→ The task
Write the records out again, keeping each line exactly as it is.

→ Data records
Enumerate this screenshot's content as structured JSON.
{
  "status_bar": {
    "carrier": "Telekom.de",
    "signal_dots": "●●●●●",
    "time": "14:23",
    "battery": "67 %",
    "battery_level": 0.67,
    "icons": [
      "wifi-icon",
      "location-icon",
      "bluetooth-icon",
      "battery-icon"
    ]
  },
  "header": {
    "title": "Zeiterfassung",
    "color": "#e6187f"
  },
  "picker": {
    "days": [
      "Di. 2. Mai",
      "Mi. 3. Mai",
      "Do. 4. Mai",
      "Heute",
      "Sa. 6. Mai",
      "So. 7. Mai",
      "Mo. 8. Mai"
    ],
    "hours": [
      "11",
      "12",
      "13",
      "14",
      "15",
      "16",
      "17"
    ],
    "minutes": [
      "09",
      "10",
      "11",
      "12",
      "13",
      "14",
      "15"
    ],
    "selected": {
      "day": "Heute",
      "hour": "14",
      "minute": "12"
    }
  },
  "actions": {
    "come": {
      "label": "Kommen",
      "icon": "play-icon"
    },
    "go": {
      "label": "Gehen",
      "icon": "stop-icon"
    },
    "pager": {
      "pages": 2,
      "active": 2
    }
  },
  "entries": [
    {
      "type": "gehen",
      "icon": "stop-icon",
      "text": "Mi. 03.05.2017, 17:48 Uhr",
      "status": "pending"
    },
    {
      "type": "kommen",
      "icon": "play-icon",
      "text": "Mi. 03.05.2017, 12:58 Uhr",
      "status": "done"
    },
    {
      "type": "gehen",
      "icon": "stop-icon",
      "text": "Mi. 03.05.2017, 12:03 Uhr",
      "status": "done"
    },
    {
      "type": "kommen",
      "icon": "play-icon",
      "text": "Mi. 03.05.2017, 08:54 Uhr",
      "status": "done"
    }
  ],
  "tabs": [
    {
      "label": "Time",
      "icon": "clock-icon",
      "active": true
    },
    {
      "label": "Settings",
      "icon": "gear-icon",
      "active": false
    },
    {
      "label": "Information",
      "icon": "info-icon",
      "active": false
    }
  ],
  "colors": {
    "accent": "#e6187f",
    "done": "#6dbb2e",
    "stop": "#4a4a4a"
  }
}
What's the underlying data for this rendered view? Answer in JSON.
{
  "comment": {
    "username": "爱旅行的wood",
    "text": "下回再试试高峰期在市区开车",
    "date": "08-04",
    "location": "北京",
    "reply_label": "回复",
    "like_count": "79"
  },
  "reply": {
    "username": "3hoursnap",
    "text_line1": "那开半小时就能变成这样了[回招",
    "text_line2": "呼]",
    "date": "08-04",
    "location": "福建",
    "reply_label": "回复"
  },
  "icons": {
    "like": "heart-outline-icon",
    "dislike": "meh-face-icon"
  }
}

→ Complete output
Enumerate this screenshot's content as structured JSON.
{
  "status_bar": {
    "carrier": "Telekom.de",
    "signal_dots": "●●●●●",
    "time": "14:23",
    "battery": "67 %",
    "battery_level": 0.67,
    "icons": [
      "wifi-icon",
      "location-icon",
      "bluetooth-icon",
      "battery-icon"
    ]
  },
  "header": {
    "title": "Zeiterfassung",
    "color": "#e6187f"
  },
  "picker": {
    "days": [
      "Di. 2. Mai",
      "Mi. 3. Mai",
      "Do. 4. Mai",
      "Heute",
      "Sa. 6. Mai",
      "So. 7. Mai",
      "Mo. 8. Mai"
    ],
    "hours": [
      "11",
      "12",
      "13",
      "14",
      "15",
      "16",
      "17"
    ],
    "minutes": [
      "09",
      "10",
      "11",
      "12",
      "13",
      "14",
      "15"
    ],
    "selected": {
      "day": "Heute",
      "hour": "14",
      "minute": "12"
    }
  },
  "actions": {
    "come": {
      "label": "Kommen",
      "icon": "play-icon"
    },
    "go": {
      "label": "Gehen",
      "icon": "stop-icon"
    },
    "pager": {
      "pages": 2,
      "active": 2
    }
  },
  "entries": [
    {
      "type": "gehen",
      "icon": "stop-icon",
      "text": "Mi. 03.05.2017, 17:48 Uhr",
      "status": "pending"
    },
    {
      "type": "kommen",
      "icon": "play-icon",
      "text": "Mi. 03.05.2017, 12:58 Uhr",
      "status": "done"
    },
    {
      "type": "gehen",
      "icon": "stop-icon",
      "text": "Mi. 03.05.2017, 12:03 Uhr",
      "status": "done"
    },
    {
      "type": "kommen",
      "icon": "play-icon",
      "text": "Mi. 03.05.2017, 08:54 Uhr",
      "status": "done"
    }
  ],
  "tabs": [
    {
      "label": "Time",
      "icon": "clock-icon",
      "active": true
    },
    {
      "label": "Settings",
      "icon": "gear-icon",
      "active": false
    },
    {
      "label": "Information",
      "icon": "info-icon",
      "active": false
    }
  ],
  "colors": {
    "accent": "#e6187f",
    "done": "#6dbb2e",
    "stop": "#4a4a4a"
  }
}
What's the underlying data for this rendered view? Answer in JSON.
{
  "comment": {
    "username": "爱旅行的wood",
    "text": "下回再试试高峰期在市区开车",
    "date": "08-04",
    "location": "北京",
    "reply_label": "回复",
    "like_count": "79"
  },
  "reply": {
    "username": "3hoursnap",
    "text_line1": "那开半小时就能变成这样了[回招",
    "text_line2": "呼]",
    "date": "08-04",
    "location": "福建",
    "reply_label": "回复"
  },
  "icons": {
    "like": "heart-outline-icon",
    "dislike": "meh-face-icon"
  }
}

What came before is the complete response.